What you have to do => Find every line with the word "Monday". Copy those lines.

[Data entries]
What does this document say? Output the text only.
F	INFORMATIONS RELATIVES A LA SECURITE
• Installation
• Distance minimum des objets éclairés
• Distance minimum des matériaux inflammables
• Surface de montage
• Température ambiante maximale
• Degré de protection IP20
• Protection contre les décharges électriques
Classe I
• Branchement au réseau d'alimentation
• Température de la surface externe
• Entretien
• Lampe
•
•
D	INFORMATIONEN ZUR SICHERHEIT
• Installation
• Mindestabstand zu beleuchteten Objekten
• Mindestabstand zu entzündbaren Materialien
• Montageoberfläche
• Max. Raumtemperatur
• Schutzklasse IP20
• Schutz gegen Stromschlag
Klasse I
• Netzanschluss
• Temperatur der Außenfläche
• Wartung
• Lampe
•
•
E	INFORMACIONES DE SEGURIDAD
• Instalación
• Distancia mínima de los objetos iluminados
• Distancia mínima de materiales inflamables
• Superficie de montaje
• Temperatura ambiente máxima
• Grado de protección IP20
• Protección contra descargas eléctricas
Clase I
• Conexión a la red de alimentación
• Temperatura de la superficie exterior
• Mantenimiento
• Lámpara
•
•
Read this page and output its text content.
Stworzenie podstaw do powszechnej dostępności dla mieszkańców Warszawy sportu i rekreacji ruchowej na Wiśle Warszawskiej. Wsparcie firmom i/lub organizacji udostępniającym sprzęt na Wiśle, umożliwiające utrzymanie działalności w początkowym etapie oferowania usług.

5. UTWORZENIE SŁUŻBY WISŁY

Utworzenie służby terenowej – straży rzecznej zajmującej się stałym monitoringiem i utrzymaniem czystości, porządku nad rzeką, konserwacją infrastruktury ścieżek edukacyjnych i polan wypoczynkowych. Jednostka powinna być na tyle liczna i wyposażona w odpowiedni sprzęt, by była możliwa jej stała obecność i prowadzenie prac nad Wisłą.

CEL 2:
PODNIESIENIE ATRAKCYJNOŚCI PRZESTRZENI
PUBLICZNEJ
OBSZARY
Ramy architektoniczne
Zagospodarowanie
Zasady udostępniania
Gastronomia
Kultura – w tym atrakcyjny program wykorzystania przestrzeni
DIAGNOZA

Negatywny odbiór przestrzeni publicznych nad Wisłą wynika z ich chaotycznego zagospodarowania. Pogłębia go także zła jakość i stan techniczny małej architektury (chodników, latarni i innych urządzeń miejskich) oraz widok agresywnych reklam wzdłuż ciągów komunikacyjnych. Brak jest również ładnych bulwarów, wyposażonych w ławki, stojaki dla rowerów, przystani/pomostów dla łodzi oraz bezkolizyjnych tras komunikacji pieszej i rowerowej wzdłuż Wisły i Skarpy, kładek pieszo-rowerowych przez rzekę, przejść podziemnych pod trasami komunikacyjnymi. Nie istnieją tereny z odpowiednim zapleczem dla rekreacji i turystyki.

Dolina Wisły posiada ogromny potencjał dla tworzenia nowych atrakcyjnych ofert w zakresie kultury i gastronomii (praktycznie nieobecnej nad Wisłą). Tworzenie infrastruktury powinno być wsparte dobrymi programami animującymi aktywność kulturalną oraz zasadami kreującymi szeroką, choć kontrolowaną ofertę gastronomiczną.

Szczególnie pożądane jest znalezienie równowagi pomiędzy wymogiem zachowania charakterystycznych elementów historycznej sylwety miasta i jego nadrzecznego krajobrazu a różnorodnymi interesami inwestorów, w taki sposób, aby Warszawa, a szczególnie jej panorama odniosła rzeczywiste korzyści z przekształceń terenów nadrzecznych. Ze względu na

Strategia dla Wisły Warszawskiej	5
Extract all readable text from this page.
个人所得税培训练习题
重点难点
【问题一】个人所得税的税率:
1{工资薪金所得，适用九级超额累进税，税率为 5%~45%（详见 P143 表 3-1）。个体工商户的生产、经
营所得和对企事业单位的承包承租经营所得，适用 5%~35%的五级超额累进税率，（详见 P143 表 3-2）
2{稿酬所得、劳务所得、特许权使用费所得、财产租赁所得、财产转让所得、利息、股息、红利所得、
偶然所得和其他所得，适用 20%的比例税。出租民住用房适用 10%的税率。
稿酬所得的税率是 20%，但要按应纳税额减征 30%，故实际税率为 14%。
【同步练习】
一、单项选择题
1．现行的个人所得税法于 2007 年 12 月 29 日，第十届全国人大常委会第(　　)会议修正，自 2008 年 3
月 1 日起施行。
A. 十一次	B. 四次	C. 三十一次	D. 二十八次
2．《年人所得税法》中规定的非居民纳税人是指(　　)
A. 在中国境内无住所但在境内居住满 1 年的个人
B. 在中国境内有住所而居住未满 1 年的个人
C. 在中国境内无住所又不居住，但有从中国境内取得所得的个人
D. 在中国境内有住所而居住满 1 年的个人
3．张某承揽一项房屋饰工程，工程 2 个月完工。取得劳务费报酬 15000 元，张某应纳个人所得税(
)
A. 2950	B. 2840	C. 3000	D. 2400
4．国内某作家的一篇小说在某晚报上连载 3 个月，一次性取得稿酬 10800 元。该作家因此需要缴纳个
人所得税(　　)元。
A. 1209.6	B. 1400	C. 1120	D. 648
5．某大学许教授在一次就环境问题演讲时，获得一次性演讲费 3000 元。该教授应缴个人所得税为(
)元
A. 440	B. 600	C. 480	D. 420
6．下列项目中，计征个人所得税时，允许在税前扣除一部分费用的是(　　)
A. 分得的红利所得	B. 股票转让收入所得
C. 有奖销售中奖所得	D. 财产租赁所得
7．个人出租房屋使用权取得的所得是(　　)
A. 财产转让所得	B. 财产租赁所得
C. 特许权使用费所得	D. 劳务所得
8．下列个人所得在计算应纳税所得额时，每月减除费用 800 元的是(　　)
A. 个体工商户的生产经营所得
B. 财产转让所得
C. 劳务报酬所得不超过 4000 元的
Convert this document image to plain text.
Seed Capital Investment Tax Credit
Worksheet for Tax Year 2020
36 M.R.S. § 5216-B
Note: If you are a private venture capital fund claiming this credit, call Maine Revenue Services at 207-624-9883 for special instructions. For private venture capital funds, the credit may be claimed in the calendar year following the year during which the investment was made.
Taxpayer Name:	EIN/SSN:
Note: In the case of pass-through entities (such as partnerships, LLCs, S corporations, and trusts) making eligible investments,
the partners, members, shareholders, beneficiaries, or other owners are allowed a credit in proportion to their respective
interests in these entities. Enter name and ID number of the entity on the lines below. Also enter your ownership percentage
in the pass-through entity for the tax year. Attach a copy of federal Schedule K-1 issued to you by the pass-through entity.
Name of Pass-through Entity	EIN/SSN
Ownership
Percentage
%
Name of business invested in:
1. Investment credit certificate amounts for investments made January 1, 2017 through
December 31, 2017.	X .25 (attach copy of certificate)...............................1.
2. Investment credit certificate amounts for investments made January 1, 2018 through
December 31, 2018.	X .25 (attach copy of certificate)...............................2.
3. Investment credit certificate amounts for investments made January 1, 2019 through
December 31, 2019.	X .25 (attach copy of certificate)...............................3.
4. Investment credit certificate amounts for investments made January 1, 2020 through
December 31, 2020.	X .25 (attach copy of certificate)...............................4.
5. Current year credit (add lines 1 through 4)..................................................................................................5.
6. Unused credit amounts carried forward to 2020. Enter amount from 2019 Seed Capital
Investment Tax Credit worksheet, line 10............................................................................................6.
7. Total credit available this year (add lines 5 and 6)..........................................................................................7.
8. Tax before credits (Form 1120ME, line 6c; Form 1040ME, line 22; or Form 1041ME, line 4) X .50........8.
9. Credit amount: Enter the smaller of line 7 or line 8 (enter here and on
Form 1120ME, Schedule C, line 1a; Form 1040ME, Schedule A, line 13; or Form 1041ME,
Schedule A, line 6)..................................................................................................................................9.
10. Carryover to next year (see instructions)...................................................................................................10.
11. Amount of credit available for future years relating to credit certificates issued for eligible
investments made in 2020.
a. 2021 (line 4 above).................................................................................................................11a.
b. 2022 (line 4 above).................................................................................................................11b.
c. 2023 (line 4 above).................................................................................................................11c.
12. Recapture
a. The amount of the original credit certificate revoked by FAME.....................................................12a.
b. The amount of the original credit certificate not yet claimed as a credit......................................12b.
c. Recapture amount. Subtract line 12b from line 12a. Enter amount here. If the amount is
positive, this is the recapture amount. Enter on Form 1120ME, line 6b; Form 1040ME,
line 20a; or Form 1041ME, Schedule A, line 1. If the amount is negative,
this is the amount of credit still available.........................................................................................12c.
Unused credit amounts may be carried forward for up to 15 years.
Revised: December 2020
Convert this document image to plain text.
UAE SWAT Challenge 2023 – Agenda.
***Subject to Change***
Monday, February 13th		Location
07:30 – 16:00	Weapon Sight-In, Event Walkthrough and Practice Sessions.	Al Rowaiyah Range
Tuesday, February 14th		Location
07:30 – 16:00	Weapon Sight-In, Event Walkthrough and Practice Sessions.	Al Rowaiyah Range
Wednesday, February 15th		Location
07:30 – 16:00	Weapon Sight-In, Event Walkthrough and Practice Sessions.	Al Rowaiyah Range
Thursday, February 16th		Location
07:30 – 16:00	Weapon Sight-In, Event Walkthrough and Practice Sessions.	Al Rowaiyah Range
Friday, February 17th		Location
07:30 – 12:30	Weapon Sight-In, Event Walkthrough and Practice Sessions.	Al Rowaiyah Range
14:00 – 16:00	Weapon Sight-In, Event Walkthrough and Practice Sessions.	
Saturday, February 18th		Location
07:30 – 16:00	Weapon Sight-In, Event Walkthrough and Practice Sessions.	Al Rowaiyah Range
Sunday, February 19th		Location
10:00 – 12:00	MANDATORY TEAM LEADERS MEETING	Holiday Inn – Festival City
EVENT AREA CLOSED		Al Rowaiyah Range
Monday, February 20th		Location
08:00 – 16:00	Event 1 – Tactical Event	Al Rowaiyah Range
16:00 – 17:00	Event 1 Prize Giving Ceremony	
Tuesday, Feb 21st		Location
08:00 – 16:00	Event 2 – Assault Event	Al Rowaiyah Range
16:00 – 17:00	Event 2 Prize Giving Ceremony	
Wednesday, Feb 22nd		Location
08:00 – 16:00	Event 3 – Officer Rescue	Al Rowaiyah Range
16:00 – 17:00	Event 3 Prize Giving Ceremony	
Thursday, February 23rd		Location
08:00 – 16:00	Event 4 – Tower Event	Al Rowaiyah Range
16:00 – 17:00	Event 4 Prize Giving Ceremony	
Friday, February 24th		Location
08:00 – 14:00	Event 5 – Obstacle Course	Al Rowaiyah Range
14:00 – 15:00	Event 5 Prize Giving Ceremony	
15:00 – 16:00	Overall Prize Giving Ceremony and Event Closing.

Complete response =>
Monday, February 13th		Location
Monday, February 20th		Location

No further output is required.